SUPPLIED DATA start

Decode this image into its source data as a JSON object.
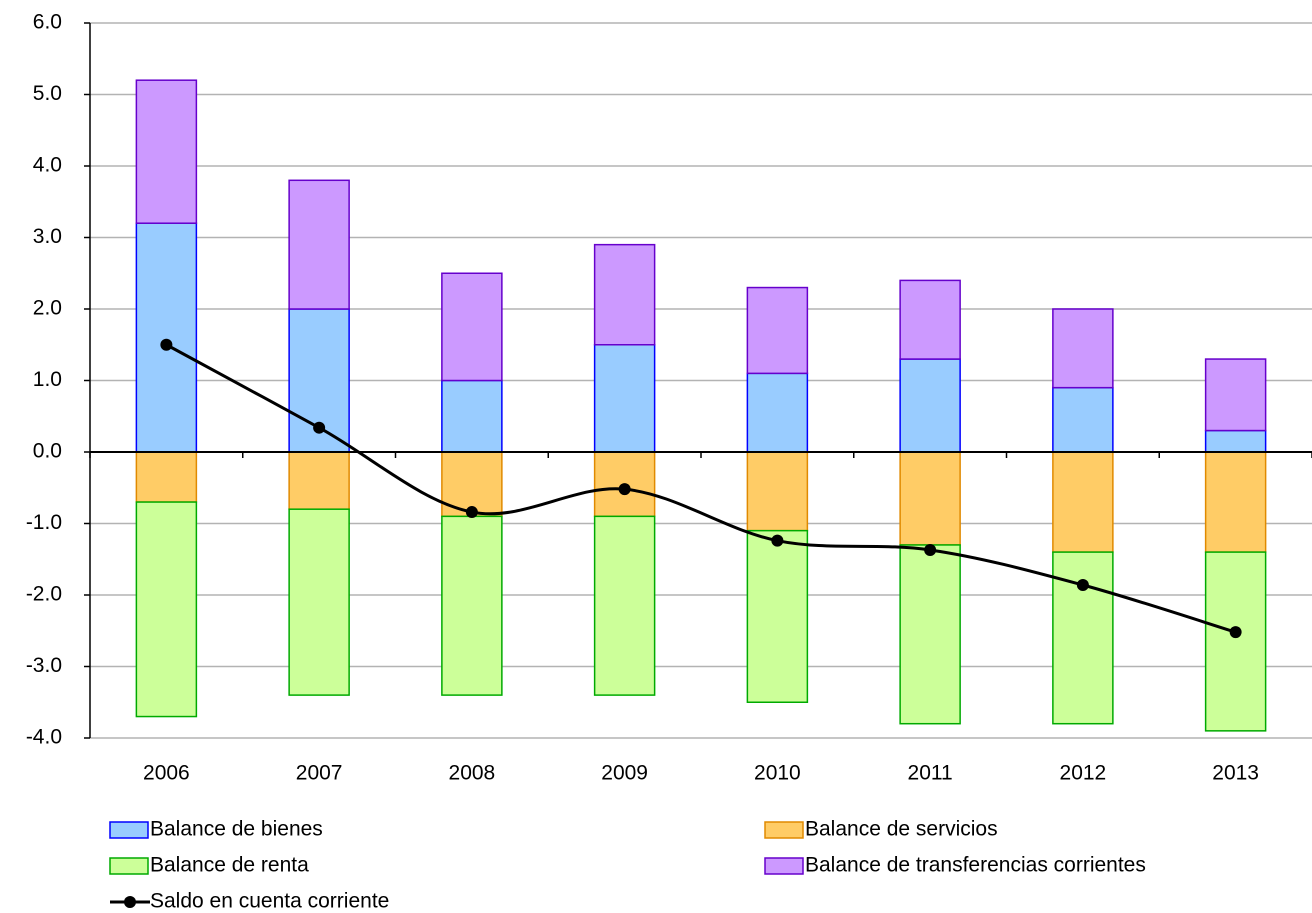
{
  "chart_data": {
    "type": "bar",
    "categories": [
      "2006",
      "2007",
      "2008",
      "2009",
      "2010",
      "2011",
      "2012",
      "2013"
    ],
    "series": [
      {
        "name": "Balance de bienes",
        "type": "bar",
        "color": "#99ccff",
        "stroke": "#0000ff",
        "values": [
          3.2,
          2.0,
          1.0,
          1.5,
          1.1,
          1.3,
          0.9,
          0.3
        ]
      },
      {
        "name": "Balance de servicios",
        "type": "bar",
        "color": "#ffcc66",
        "stroke": "#e08a00",
        "values": [
          -0.7,
          -0.8,
          -0.9,
          -0.9,
          -1.1,
          -1.3,
          -1.4,
          -1.4
        ]
      },
      {
        "name": "Balance de renta",
        "type": "bar",
        "color": "#ccff99",
        "stroke": "#00aa00",
        "values": [
          -3.0,
          -2.6,
          -2.5,
          -2.5,
          -2.4,
          -2.5,
          -2.4,
          -2.5
        ]
      },
      {
        "name": "Balance de transferencias corrientes",
        "type": "bar",
        "color": "#cc99ff",
        "stroke": "#6600cc",
        "values": [
          2.0,
          1.8,
          1.5,
          1.4,
          1.2,
          1.1,
          1.1,
          1.0
        ]
      },
      {
        "name": "Saldo en cuenta corriente",
        "type": "line",
        "color": "#000000",
        "values": [
          1.5,
          0.34,
          -0.84,
          -0.52,
          -1.24,
          -1.37,
          -1.86,
          -2.52
        ]
      }
    ],
    "ylim": [
      -4.0,
      6.0
    ],
    "yticks": [
      {
        "value": -4.0,
        "label": "-4.0"
      },
      {
        "value": -3.0,
        "label": "-3.0"
      },
      {
        "value": -2.0,
        "label": "-2.0"
      },
      {
        "value": -1.0,
        "label": "-1.0"
      },
      {
        "value": 0,
        "label": "0.0"
      },
      {
        "value": 1.0,
        "label": "1.0"
      },
      {
        "value": 2.0,
        "label": "2.0"
      },
      {
        "value": 3.0,
        "label": "3.0"
      },
      {
        "value": 4.0,
        "label": "4.0"
      },
      {
        "value": 5.0,
        "label": "5.0"
      },
      {
        "value": 6.0,
        "label": "6.0"
      }
    ],
    "grid": true,
    "legend": "bottom"
  }
}
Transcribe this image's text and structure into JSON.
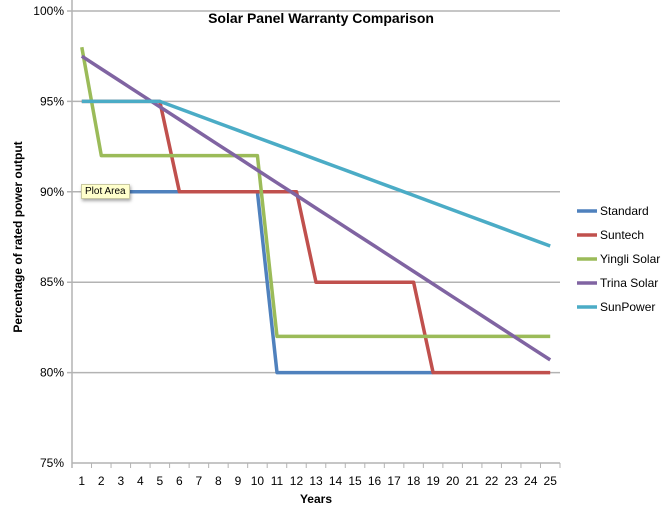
{
  "chart_data": {
    "type": "line",
    "title": "Solar Panel Warranty Comparison",
    "xlabel": "Years",
    "ylabel": "Percentage of rated power output",
    "x": [
      1,
      2,
      3,
      4,
      5,
      6,
      7,
      8,
      9,
      10,
      11,
      12,
      13,
      14,
      15,
      16,
      17,
      18,
      19,
      20,
      21,
      22,
      23,
      24,
      25
    ],
    "ylim": [
      75,
      100
    ],
    "yticks": [
      75,
      80,
      85,
      90,
      95,
      100
    ],
    "ytick_labels": [
      "75%",
      "80%",
      "85%",
      "90%",
      "95%",
      "100%"
    ],
    "grid": true,
    "legend_position": "right",
    "series": [
      {
        "name": "Standard",
        "color": "#4f81bd",
        "values": [
          90,
          90,
          90,
          90,
          90,
          90,
          90,
          90,
          90,
          90,
          80,
          80,
          80,
          80,
          80,
          80,
          80,
          80,
          80,
          null,
          null,
          null,
          null,
          null,
          null
        ]
      },
      {
        "name": "Suntech",
        "color": "#c0504d",
        "values": [
          95,
          95,
          95,
          95,
          95,
          90,
          90,
          90,
          90,
          90,
          90,
          90,
          85,
          85,
          85,
          85,
          85,
          85,
          80,
          80,
          80,
          80,
          80,
          80,
          80
        ]
      },
      {
        "name": "Yingli Solar",
        "color": "#9bbb59",
        "values": [
          98,
          92,
          92,
          92,
          92,
          92,
          92,
          92,
          92,
          92,
          82,
          82,
          82,
          82,
          82,
          82,
          82,
          82,
          82,
          82,
          82,
          82,
          82,
          82,
          82
        ]
      },
      {
        "name": "Trina Solar",
        "color": "#8064a2",
        "values": [
          97.5,
          96.8,
          96.1,
          95.4,
          94.7,
          94.0,
          93.3,
          92.6,
          91.9,
          91.2,
          90.5,
          89.8,
          89.1,
          88.4,
          87.7,
          87.0,
          86.3,
          85.6,
          84.9,
          84.2,
          83.5,
          82.8,
          82.1,
          81.4,
          80.7
        ]
      },
      {
        "name": "SunPower",
        "color": "#4bacc6",
        "values": [
          95,
          95,
          95,
          95,
          95,
          94.6,
          94.2,
          93.8,
          93.4,
          93.0,
          92.6,
          92.2,
          91.8,
          91.4,
          91.0,
          90.6,
          90.2,
          89.8,
          89.4,
          89.0,
          88.6,
          88.2,
          87.8,
          87.4,
          87.0
        ]
      }
    ]
  },
  "tooltip": "Plot Area"
}
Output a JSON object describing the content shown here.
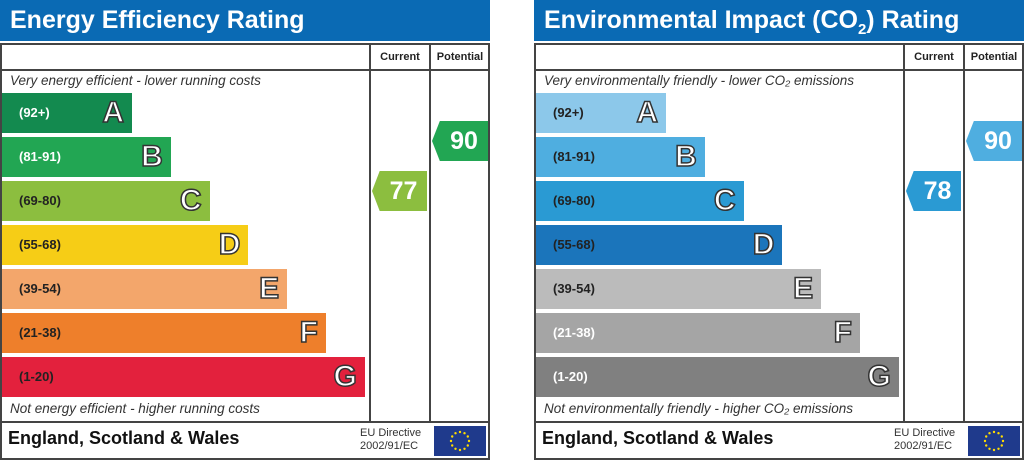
{
  "chart_data": [
    {
      "type": "bar",
      "title": "Energy Efficiency Rating",
      "columns": [
        "Current",
        "Potential"
      ],
      "top_note": "Very energy efficient - lower running costs",
      "bottom_note": "Not energy efficient - higher running costs",
      "bands": [
        {
          "letter": "A",
          "range": "(92+)",
          "color": "#138A4F",
          "text_color": "#ffffff"
        },
        {
          "letter": "B",
          "range": "(81-91)",
          "color": "#22A653",
          "text_color": "#ffffff"
        },
        {
          "letter": "C",
          "range": "(69-80)",
          "color": "#8CBE3F",
          "text_color": "#222222"
        },
        {
          "letter": "D",
          "range": "(55-68)",
          "color": "#F6CD16",
          "text_color": "#222222"
        },
        {
          "letter": "E",
          "range": "(39-54)",
          "color": "#F3A66B",
          "text_color": "#222222"
        },
        {
          "letter": "F",
          "range": "(21-38)",
          "color": "#EE7F2B",
          "text_color": "#222222"
        },
        {
          "letter": "G",
          "range": "(1-20)",
          "color": "#E3213D",
          "text_color": "#222222"
        }
      ],
      "current": {
        "value": "77",
        "band": "C",
        "color": "#8CBE3F"
      },
      "potential": {
        "value": "90",
        "band": "B",
        "color": "#22A653"
      },
      "footer": "England, Scotland & Wales",
      "directive": [
        "EU Directive",
        "2002/91/EC"
      ]
    },
    {
      "type": "bar",
      "title": "Environmental Impact (CO",
      "title_sub": "2",
      "title_end": ") Rating",
      "columns": [
        "Current",
        "Potential"
      ],
      "top_note": "Very environmentally friendly - lower CO₂ emissions",
      "bottom_note": "Not environmentally friendly - higher CO₂ emissions",
      "bands": [
        {
          "letter": "A",
          "range": "(92+)",
          "color": "#8CC8EA",
          "text_color": "#222222"
        },
        {
          "letter": "B",
          "range": "(81-91)",
          "color": "#4FAEE0",
          "text_color": "#222222"
        },
        {
          "letter": "C",
          "range": "(69-80)",
          "color": "#2A9AD3",
          "text_color": "#222222"
        },
        {
          "letter": "D",
          "range": "(55-68)",
          "color": "#1B75BB",
          "text_color": "#222222"
        },
        {
          "letter": "E",
          "range": "(39-54)",
          "color": "#BBBBBB",
          "text_color": "#222222"
        },
        {
          "letter": "F",
          "range": "(21-38)",
          "color": "#A5A5A5",
          "text_color": "#ffffff"
        },
        {
          "letter": "G",
          "range": "(1-20)",
          "color": "#808080",
          "text_color": "#ffffff"
        }
      ],
      "current": {
        "value": "78",
        "band": "C",
        "color": "#2A9AD3"
      },
      "potential": {
        "value": "90",
        "band": "B",
        "color": "#4FAEE0"
      },
      "footer": "England, Scotland & Wales",
      "directive": [
        "EU Directive",
        "2002/91/EC"
      ]
    }
  ]
}
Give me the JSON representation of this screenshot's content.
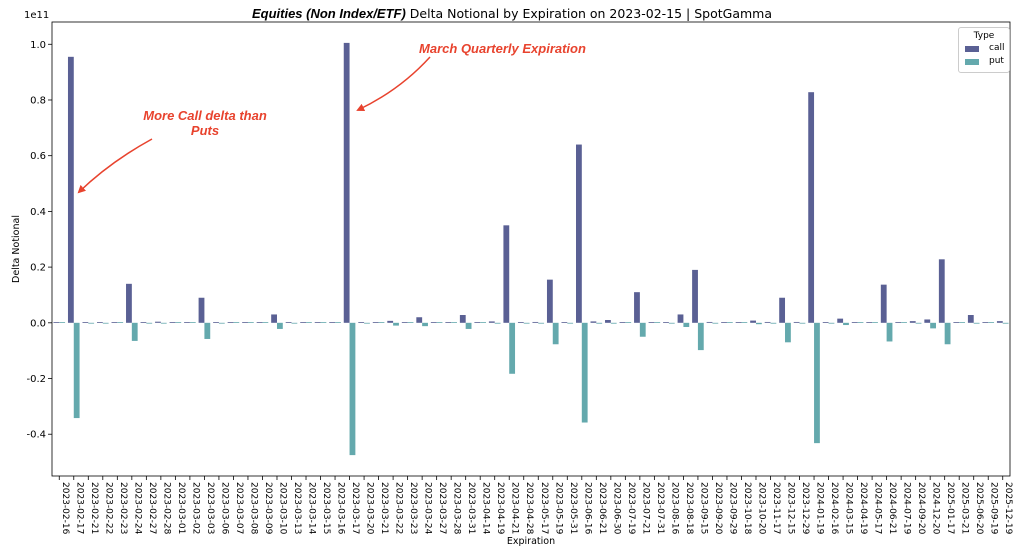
{
  "title": {
    "bold": "Equities (Non Index/ETF)",
    "rest": " Delta Notional by Expiration on 2023-02-15 | SpotGamma"
  },
  "annotations": {
    "call_delta": [
      "More Call delta than",
      "Puts"
    ],
    "march": "March Quarterly Expiration"
  },
  "colors": {
    "call": "#5a6094",
    "put": "#64a9ad",
    "annotation": "#e8432e"
  },
  "chart_data": {
    "type": "bar",
    "title": "Equities (Non Index/ETF) Delta Notional by Expiration on 2023-02-15 | SpotGamma",
    "xlabel": "Expiration",
    "ylabel": "Delta Notional",
    "y_multiplier": "1e11",
    "ylim": [
      -0.55,
      1.08
    ],
    "yticks": [
      -0.4,
      -0.2,
      0.0,
      0.2,
      0.4,
      0.6,
      0.8,
      1.0
    ],
    "legend": {
      "title": "Type",
      "placement": "top-right"
    },
    "grid": false,
    "categories": [
      "2023-02-16",
      "2023-02-17",
      "2023-02-21",
      "2023-02-22",
      "2023-02-23",
      "2023-02-24",
      "2023-02-27",
      "2023-02-28",
      "2023-03-01",
      "2023-03-02",
      "2023-03-03",
      "2023-03-06",
      "2023-03-07",
      "2023-03-08",
      "2023-03-09",
      "2023-03-10",
      "2023-03-13",
      "2023-03-14",
      "2023-03-15",
      "2023-03-16",
      "2023-03-17",
      "2023-03-20",
      "2023-03-21",
      "2023-03-22",
      "2023-03-23",
      "2023-03-24",
      "2023-03-27",
      "2023-03-28",
      "2023-03-31",
      "2023-04-14",
      "2023-04-19",
      "2023-04-21",
      "2023-04-28",
      "2023-05-17",
      "2023-05-19",
      "2023-05-31",
      "2023-06-16",
      "2023-06-21",
      "2023-06-30",
      "2023-07-19",
      "2023-07-21",
      "2023-07-31",
      "2023-08-16",
      "2023-08-18",
      "2023-09-15",
      "2023-09-20",
      "2023-09-29",
      "2023-10-18",
      "2023-10-20",
      "2023-11-17",
      "2023-12-15",
      "2023-12-29",
      "2024-01-19",
      "2024-02-16",
      "2024-03-15",
      "2024-04-19",
      "2024-05-17",
      "2024-06-21",
      "2024-07-19",
      "2024-09-20",
      "2024-12-20",
      "2025-01-17",
      "2025-03-21",
      "2025-06-20",
      "2025-09-19",
      "2025-12-19"
    ],
    "series": [
      {
        "name": "call",
        "values": [
          0.0,
          0.955,
          0.002,
          0.0,
          0.0,
          0.14,
          0.0,
          0.004,
          0.0,
          0.0,
          0.09,
          0.0,
          0.0,
          0.0,
          0.0,
          0.03,
          0.0,
          0.0,
          0.0,
          0.0,
          1.005,
          0.0,
          0.0,
          0.007,
          0.0,
          0.02,
          0.0,
          0.0,
          0.028,
          0.0,
          0.005,
          0.35,
          0.0,
          0.003,
          0.155,
          0.0,
          0.64,
          0.005,
          0.01,
          0.0,
          0.11,
          0.0,
          0.0,
          0.03,
          0.19,
          0.003,
          0.0,
          0.0,
          0.008,
          0.003,
          0.09,
          0.003,
          0.828,
          0.0,
          0.015,
          0.0,
          0.0,
          0.137,
          0.0,
          0.006,
          0.012,
          0.228,
          0.0,
          0.028,
          0.0,
          0.006
        ]
      },
      {
        "name": "put",
        "values": [
          0.0,
          -0.342,
          -0.002,
          -0.001,
          0.0,
          -0.065,
          -0.002,
          -0.002,
          0.0,
          0.0,
          -0.058,
          -0.002,
          0.0,
          0.0,
          0.0,
          -0.022,
          -0.002,
          0.0,
          0.0,
          0.0,
          -0.475,
          -0.002,
          0.0,
          -0.01,
          0.0,
          -0.012,
          0.0,
          0.0,
          -0.022,
          0.0,
          -0.003,
          -0.183,
          -0.002,
          -0.002,
          -0.077,
          -0.002,
          -0.358,
          -0.003,
          -0.003,
          0.0,
          -0.05,
          0.0,
          -0.001,
          -0.015,
          -0.098,
          -0.002,
          0.0,
          0.0,
          -0.005,
          -0.003,
          -0.07,
          -0.002,
          -0.432,
          -0.002,
          -0.008,
          0.0,
          0.0,
          -0.067,
          0.0,
          -0.002,
          -0.02,
          -0.077,
          0.0,
          -0.003,
          0.0,
          -0.003
        ]
      }
    ]
  }
}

SUPPLIED DATA end

SHORT TASK: Write out each line of the data that holds the string "Solar".

FINISHED EXERCISE:
    "title": "Solar Panel Warranty Comparison",
        "name": "Yingli Solar",
        "name": "Trina Solar",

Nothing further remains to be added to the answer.